* Selection
--------------------
| Daynotes On a Budget Last Updated : Monday, 07 January, 2002 at 08:45 PM -0600 |
Monday,
January 7, 2002
Sure, there's a whole can of worms out there to open right now, and me with a big, new, shiny can opener...
Seems our local schools have run into some budget crunches. Some no doubt from their own fault, and some from a change in state aid which is a change from previous year's operations.
So, as usual, the first reaction of most districts was to "raise more money." When those efforts failed, they turned to "cut costs." And inevitably, there are highly-paid administrators who come on-board to "aid in the situation." One of the most recent was David Jennings. Mr. Jennings, a former member of the state legislature (I think he was Speaker of the house) moved from that job to head the local Chamber of Commerce. Where he jumped from there to the Minneapolis School District last month to a six-figure salary as a "troubleshooter" I wondered why there was all that money laying around. After all, they've got something like a $10,000,000 shortfall...
But that's only part of the problem.
When it comes to cuts, schools invariably look to protect the core stuff - Readin', writin', and 'Rithmatic, if one believes in the three "R"s. But let me tell you a little story...
I was mostly an indifferent student. In grade school (or the first eight years of "formal schooling" from age 6-14, in my case), I was rarely challenged by the materials. My school lacked anything along the lines of a "gifted" program, for which I'd have had trouble qualifying anyway, since I didn't have much of a work ethic. Homework was something to be avoided with a passion. In fact, in seventh grade, I succeeded in not turning in a single religion assignment the whole year long. Pretty pathetic.
--------------------
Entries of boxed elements
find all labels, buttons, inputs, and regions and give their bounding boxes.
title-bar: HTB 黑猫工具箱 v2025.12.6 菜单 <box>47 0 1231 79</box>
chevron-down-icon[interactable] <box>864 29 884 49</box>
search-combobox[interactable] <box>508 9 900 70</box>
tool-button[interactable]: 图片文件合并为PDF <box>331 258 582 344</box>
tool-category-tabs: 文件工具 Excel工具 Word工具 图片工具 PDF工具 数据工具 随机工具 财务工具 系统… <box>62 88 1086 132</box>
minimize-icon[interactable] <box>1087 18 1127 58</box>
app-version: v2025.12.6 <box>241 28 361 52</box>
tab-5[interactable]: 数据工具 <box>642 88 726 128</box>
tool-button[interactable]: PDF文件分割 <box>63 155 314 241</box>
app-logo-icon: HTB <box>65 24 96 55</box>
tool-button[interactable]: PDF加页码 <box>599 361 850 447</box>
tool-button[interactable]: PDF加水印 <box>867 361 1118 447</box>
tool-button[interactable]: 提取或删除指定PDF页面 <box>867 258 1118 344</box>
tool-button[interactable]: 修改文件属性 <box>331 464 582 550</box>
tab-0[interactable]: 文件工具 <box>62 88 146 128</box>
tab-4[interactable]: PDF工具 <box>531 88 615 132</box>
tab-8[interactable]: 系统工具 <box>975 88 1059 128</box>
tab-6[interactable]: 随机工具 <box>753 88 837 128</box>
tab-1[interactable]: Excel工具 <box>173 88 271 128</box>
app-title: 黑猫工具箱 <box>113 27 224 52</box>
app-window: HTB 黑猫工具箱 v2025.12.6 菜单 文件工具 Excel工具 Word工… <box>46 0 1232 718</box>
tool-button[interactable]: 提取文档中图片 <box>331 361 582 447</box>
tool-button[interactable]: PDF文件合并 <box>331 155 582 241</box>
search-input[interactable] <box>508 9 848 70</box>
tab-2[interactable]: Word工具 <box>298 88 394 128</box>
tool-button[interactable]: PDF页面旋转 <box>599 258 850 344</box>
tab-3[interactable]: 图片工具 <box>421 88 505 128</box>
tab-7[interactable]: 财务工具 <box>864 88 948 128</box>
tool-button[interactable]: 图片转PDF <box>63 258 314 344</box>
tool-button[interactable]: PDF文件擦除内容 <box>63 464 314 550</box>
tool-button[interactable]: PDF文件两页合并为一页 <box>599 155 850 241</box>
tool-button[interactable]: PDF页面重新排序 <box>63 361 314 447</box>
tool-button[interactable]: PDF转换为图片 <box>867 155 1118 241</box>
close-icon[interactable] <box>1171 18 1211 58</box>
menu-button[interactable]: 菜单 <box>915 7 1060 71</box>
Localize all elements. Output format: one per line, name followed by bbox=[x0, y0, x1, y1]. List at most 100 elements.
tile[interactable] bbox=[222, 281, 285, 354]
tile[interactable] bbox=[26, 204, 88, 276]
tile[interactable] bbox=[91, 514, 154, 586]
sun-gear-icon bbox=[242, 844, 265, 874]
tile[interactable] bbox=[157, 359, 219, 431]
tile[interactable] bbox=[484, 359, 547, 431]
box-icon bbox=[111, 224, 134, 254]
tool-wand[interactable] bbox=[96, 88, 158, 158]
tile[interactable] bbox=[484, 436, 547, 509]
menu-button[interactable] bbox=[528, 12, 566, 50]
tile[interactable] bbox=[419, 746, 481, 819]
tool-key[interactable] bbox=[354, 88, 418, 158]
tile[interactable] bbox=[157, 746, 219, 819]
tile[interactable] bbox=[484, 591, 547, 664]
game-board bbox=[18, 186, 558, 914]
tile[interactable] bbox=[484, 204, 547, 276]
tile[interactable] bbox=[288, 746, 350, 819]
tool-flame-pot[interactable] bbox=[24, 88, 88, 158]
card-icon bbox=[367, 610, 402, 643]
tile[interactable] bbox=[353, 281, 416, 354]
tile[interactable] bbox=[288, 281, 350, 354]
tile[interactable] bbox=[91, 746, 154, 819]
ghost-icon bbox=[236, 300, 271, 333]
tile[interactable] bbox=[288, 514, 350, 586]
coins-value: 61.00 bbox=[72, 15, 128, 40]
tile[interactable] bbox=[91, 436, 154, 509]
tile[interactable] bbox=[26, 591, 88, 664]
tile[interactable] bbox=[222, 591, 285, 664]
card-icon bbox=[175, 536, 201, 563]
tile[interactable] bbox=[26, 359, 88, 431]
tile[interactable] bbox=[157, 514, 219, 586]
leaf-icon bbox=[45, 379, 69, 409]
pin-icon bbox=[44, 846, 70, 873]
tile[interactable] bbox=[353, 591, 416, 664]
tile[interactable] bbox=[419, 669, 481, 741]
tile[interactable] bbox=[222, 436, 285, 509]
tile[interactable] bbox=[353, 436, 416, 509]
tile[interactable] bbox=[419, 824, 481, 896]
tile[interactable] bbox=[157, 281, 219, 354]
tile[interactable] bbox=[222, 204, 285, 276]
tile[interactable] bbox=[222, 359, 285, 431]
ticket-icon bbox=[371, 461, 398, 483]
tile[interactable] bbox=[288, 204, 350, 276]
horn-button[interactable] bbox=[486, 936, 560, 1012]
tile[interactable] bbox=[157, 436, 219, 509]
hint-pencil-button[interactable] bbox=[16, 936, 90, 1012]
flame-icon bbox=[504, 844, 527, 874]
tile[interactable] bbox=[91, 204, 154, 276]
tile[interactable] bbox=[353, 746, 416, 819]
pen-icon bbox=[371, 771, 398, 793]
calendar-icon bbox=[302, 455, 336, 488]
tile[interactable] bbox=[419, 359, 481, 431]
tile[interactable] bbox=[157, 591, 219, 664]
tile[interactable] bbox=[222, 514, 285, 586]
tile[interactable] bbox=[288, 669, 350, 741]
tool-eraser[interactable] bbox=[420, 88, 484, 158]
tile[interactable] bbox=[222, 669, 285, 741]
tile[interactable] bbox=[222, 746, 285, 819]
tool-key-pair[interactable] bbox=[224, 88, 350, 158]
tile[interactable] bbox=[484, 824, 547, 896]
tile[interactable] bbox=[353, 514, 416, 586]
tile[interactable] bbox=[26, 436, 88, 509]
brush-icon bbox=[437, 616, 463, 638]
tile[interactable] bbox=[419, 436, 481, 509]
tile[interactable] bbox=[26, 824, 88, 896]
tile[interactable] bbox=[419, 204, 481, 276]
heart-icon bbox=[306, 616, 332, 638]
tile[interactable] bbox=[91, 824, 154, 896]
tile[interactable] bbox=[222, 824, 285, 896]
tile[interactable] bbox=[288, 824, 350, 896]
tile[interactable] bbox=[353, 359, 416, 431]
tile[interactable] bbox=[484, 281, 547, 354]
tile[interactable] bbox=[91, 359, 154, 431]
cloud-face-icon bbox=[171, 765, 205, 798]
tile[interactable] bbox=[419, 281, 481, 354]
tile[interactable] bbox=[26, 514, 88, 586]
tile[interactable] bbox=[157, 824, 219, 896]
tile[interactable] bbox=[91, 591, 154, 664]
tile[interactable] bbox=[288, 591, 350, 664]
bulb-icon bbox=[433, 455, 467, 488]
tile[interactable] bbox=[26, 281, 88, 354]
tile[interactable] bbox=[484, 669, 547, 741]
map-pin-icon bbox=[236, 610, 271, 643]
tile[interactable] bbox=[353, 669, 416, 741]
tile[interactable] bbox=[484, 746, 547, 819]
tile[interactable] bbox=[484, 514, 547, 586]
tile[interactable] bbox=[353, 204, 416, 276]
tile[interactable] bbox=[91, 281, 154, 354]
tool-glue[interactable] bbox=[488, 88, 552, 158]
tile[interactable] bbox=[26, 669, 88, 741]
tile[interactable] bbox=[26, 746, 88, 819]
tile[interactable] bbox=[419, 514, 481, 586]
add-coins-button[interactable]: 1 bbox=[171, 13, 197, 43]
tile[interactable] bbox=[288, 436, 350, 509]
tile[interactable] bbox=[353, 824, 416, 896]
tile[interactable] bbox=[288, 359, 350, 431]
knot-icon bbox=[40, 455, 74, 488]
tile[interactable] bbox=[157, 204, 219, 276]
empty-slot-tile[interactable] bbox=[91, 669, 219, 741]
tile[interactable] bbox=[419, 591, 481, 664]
--------------------
* What you will do
a – According to the Daynotes post, where did David Jennings go after heading the local Chamber of Commerce?
b – Update the entries from their first line through the line containing "tab-4[interactable]: PDF工具 <box>531", replacing every "tool-button" with "action-button" and leaving everything else unchanged. Return only those lines.
The entries have no connection to the Daynotes post.

* Results of the tasks
a – The Minneapolis School District, as a "troubleshooter" at a six-figure salary.

b –
find all labels, buttons, inputs, and regions and give their bounding boxes.
title-bar: HTB 黑猫工具箱 v2025.12.6 菜单 <box>47 0 1231 79</box>
chevron-down-icon[interactable] <box>864 29 884 49</box>
search-combobox[interactable] <box>508 9 900 70</box>
action-button[interactable]: 图片文件合并为PDF <box>331 258 582 344</box>
tool-category-tabs: 文件工具 Excel工具 Word工具 图片工具 PDF工具 数据工具 随机工具 财务工具 系统… <box>62 88 1086 132</box>
minimize-icon[interactable] <box>1087 18 1127 58</box>
app-version: v2025.12.6 <box>241 28 361 52</box>
tab-5[interactable]: 数据工具 <box>642 88 726 128</box>
action-button[interactable]: PDF文件分割 <box>63 155 314 241</box>
app-logo-icon: HTB <box>65 24 96 55</box>
action-button[interactable]: PDF加页码 <box>599 361 850 447</box>
action-button[interactable]: PDF加水印 <box>867 361 1118 447</box>
action-button[interactable]: 提取或删除指定PDF页面 <box>867 258 1118 344</box>
action-button[interactable]: 修改文件属性 <box>331 464 582 550</box>
tab-0[interactable]: 文件工具 <box>62 88 146 128</box>
tab-4[interactable]: PDF工具 <box>531 88 615 132</box>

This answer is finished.